Pull out from the material below all lines with "packaging".

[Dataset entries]
<<<<

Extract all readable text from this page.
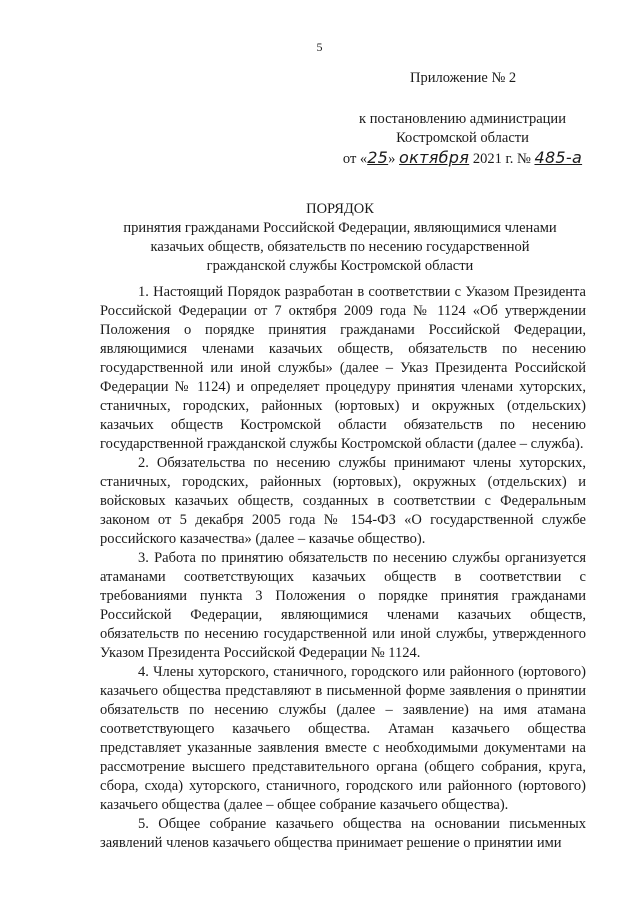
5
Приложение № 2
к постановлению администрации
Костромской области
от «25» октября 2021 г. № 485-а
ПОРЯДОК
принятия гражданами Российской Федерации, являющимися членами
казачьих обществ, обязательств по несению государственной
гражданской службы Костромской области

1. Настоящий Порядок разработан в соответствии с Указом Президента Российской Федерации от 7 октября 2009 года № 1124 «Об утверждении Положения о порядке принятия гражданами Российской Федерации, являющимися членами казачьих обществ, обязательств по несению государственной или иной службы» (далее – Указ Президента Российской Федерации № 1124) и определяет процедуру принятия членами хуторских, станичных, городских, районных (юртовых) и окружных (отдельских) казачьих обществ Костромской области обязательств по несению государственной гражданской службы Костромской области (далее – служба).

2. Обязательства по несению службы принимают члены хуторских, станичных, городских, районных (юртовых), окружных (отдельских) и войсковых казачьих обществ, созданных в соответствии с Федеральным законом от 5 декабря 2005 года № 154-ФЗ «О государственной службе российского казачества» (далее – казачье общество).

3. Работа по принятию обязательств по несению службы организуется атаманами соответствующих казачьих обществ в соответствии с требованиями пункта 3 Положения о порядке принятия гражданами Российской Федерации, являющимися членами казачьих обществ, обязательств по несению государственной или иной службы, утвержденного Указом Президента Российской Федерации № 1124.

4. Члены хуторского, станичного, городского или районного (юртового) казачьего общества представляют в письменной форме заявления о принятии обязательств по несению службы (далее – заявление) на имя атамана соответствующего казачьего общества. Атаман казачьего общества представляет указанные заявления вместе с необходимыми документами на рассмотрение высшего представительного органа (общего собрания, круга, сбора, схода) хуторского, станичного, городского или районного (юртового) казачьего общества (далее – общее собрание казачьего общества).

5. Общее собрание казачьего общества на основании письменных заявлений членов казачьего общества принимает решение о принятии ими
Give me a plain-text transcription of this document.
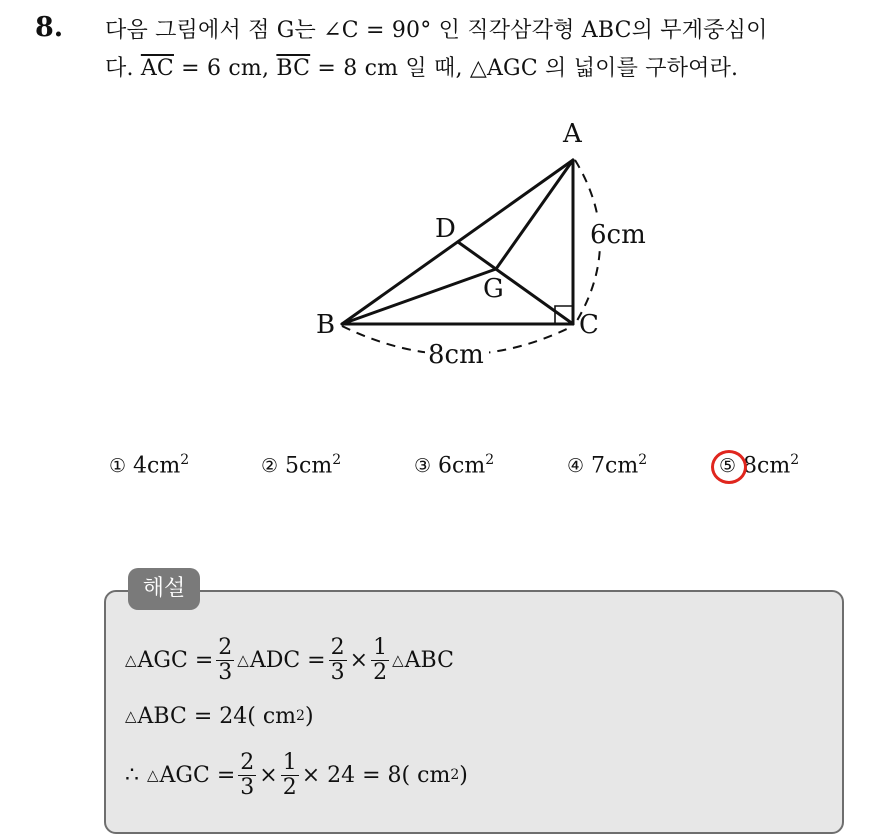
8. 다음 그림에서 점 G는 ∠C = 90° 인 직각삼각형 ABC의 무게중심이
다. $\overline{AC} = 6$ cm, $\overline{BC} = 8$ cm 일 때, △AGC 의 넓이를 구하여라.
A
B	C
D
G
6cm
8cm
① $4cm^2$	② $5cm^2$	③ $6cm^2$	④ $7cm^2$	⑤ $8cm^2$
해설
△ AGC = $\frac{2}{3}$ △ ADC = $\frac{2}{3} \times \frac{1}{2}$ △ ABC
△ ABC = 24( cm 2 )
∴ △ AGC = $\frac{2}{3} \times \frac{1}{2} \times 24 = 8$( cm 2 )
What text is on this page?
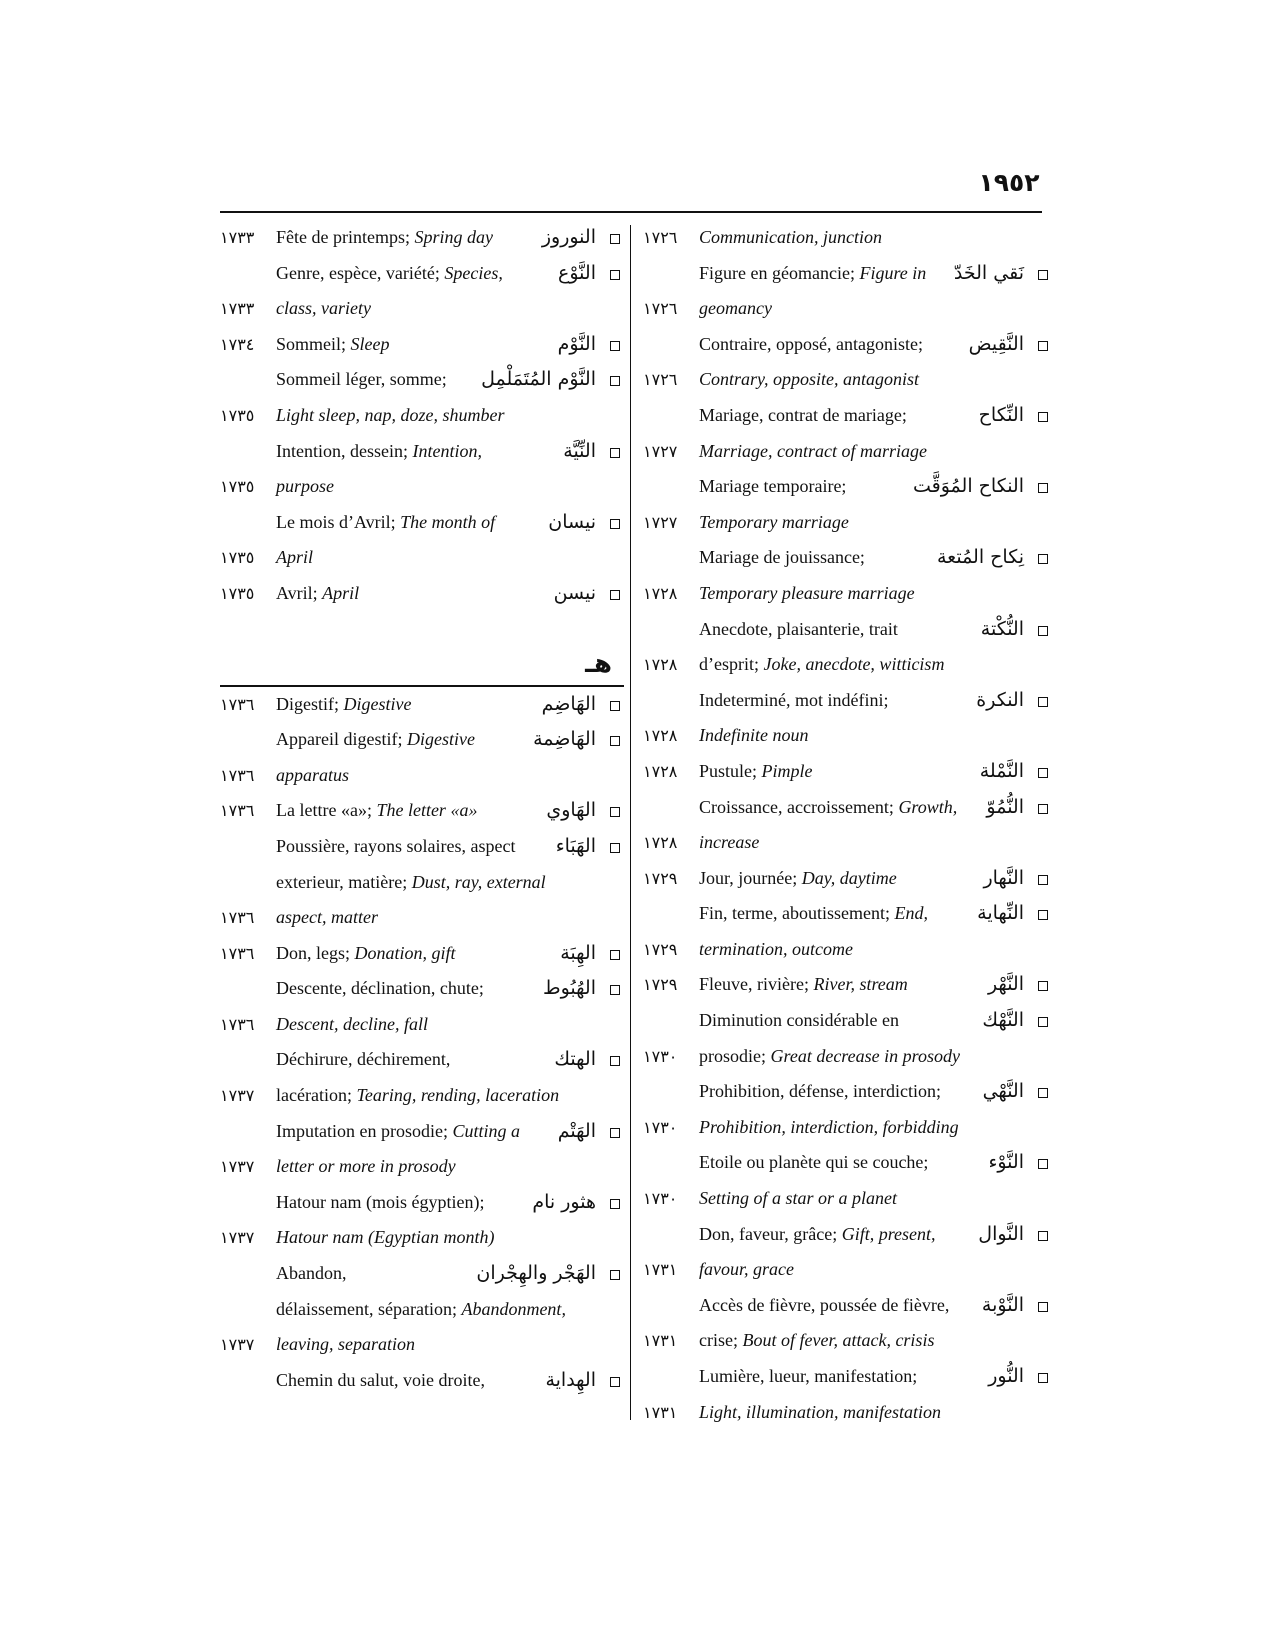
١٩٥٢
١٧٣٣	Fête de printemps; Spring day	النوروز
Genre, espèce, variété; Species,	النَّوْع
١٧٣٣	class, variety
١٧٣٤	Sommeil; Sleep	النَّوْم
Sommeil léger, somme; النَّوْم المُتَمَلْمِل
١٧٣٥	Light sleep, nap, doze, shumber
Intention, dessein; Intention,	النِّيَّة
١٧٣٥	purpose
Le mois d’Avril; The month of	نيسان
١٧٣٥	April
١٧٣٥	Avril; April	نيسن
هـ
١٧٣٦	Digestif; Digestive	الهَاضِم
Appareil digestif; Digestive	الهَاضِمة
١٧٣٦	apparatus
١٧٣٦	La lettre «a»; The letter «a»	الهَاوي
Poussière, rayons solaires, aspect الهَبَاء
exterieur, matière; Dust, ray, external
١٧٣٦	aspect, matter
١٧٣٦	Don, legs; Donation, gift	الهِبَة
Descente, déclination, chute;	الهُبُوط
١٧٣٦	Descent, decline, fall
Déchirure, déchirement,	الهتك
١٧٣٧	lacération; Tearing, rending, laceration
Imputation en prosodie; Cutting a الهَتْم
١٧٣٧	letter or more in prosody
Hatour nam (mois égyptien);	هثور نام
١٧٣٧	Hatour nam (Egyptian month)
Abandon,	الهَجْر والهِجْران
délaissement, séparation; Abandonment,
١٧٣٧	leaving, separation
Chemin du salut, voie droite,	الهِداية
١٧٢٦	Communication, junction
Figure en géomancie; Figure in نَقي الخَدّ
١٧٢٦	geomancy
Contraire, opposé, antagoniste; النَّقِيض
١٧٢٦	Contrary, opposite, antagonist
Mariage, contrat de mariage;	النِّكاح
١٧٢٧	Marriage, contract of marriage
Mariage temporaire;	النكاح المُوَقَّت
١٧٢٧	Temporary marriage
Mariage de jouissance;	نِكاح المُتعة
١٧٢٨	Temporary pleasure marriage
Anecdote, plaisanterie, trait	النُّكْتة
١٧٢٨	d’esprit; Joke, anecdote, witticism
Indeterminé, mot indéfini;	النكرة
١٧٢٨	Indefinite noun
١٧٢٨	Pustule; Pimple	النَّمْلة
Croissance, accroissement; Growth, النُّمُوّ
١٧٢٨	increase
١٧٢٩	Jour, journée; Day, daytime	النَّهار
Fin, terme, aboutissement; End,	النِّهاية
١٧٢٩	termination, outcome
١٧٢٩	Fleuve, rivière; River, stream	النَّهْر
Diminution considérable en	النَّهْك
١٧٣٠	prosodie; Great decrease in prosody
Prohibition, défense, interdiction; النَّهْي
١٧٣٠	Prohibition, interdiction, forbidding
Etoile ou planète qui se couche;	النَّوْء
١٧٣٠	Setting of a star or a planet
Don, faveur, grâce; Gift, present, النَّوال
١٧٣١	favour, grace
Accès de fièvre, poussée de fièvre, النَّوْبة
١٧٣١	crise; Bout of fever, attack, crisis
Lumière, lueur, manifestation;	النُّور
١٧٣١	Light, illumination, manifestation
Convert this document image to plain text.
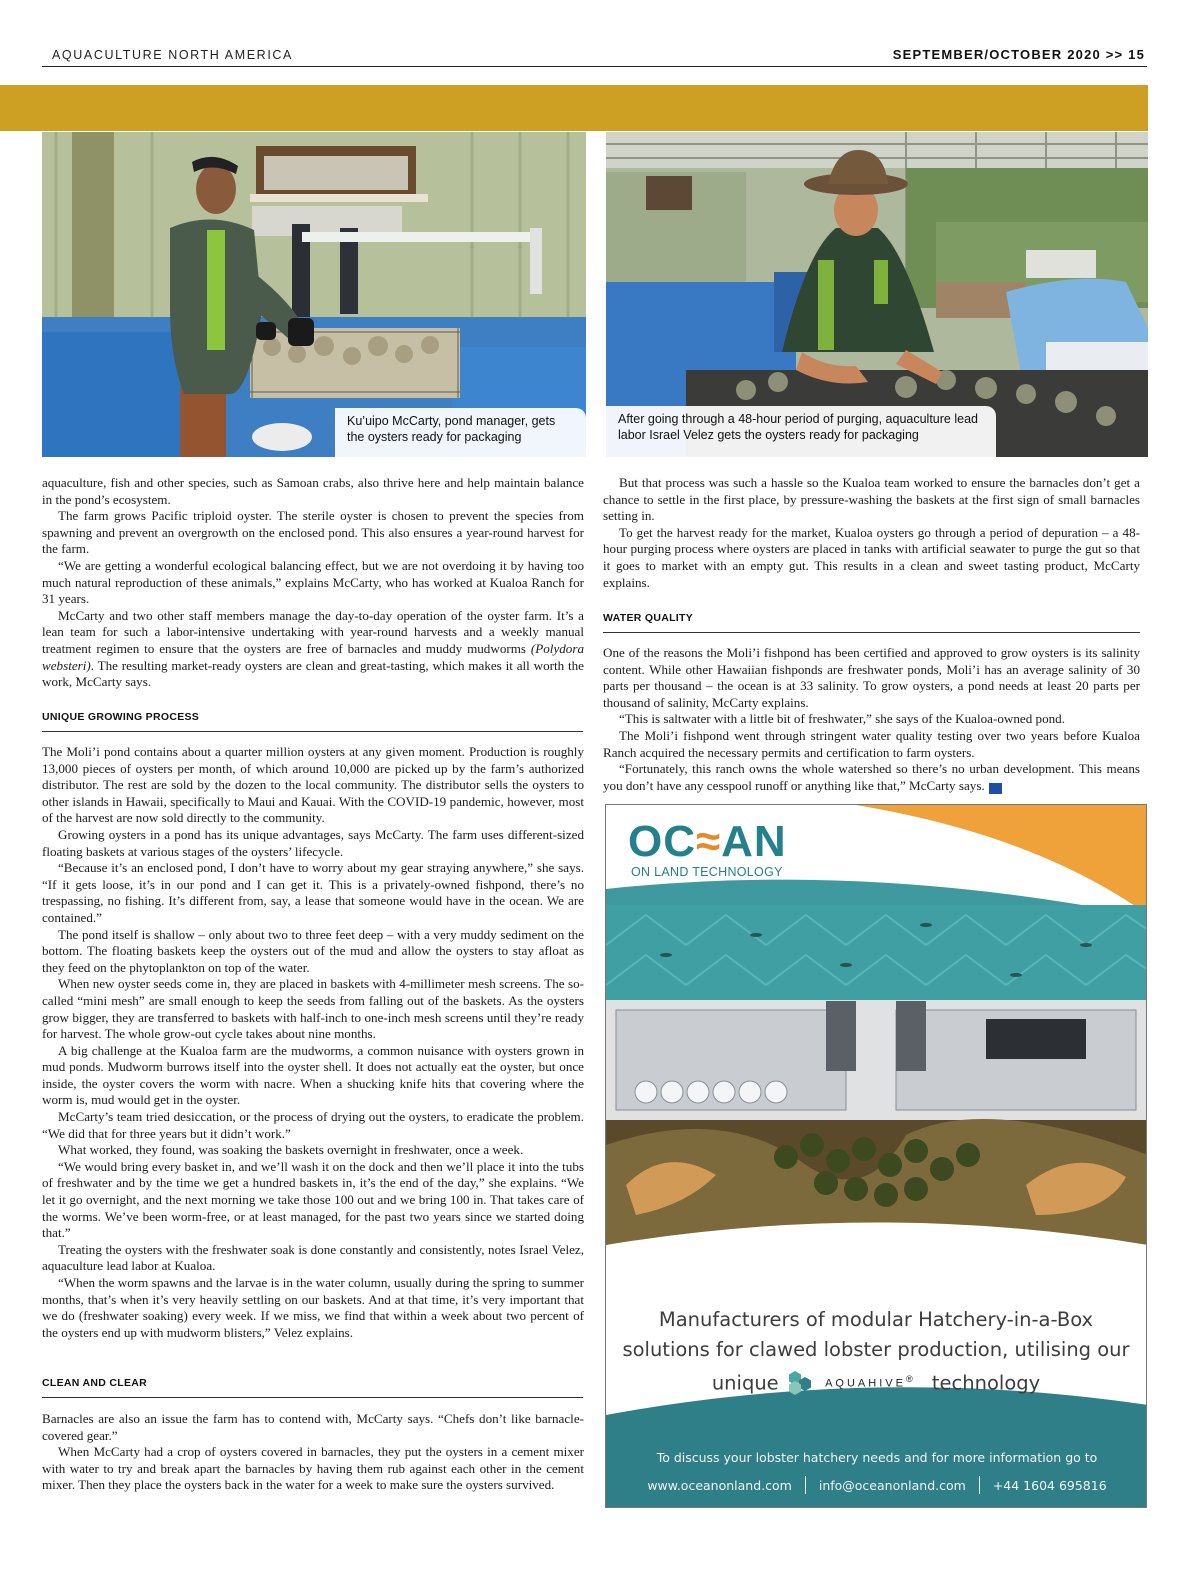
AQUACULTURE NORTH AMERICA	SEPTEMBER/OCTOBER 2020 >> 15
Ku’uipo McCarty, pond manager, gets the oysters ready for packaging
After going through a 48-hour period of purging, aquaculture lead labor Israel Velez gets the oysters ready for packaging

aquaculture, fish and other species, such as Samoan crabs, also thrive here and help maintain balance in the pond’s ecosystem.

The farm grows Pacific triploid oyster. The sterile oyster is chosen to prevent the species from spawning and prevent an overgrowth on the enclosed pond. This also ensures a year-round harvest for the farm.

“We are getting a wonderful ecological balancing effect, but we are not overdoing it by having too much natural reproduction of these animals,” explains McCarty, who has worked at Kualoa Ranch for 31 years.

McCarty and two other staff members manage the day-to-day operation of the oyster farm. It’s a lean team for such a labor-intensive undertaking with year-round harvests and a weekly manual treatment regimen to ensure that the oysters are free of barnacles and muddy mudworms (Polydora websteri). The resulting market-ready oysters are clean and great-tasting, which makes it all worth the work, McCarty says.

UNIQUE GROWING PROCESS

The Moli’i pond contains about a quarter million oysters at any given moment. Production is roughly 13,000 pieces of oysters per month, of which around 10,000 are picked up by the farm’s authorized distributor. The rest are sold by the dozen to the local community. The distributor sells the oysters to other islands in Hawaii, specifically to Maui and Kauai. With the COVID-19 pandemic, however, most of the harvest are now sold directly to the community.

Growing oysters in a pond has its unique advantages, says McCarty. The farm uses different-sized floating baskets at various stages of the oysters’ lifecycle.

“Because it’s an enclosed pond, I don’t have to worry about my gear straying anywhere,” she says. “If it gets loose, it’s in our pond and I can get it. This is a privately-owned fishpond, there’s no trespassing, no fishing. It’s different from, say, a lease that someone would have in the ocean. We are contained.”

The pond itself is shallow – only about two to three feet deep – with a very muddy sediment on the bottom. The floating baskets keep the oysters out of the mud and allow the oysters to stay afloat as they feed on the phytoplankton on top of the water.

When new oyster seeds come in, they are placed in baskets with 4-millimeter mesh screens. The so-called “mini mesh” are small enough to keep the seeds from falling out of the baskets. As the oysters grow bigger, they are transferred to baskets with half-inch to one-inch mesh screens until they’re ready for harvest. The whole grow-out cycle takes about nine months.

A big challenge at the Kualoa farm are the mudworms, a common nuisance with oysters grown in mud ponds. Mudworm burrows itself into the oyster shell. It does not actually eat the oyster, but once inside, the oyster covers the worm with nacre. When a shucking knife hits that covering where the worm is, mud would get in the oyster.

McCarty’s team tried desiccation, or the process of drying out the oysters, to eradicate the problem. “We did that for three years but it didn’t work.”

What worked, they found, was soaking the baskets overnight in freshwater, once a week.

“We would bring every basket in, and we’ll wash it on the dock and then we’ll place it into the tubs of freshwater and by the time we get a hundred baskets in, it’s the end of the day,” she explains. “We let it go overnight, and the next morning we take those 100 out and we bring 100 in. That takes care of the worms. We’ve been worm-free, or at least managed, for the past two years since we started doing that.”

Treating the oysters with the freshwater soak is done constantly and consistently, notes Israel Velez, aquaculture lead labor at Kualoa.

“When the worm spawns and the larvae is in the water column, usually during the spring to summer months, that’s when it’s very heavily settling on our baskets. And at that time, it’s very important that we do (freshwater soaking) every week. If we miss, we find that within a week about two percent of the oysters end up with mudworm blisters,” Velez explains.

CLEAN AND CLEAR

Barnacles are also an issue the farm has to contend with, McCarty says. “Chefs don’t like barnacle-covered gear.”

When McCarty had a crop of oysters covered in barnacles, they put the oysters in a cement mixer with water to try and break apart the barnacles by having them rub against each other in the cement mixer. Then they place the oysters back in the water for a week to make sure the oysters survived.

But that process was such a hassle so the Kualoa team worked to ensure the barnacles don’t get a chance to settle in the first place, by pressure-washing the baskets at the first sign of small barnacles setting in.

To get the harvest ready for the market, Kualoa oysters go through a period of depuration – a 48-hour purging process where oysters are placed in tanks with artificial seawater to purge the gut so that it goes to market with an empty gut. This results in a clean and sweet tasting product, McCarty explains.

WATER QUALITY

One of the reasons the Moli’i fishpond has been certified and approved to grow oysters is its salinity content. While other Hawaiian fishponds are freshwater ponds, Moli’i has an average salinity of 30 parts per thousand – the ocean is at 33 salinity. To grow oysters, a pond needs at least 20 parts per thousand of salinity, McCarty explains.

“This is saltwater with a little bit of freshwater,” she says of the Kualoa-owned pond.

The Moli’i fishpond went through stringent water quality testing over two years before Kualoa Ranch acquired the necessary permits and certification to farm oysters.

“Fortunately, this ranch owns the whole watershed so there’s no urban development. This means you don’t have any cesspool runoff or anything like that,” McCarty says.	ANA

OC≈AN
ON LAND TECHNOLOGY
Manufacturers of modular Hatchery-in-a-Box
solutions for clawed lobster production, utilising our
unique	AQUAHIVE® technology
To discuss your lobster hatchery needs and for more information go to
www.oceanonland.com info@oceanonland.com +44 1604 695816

>>>>

Task output:
Ku’uipo McCarty, pond manager, gets the oysters ready for packaging
After going through a 48-hour period of purging, aquaculture lead labor Israel Velez gets the oysters ready for packaging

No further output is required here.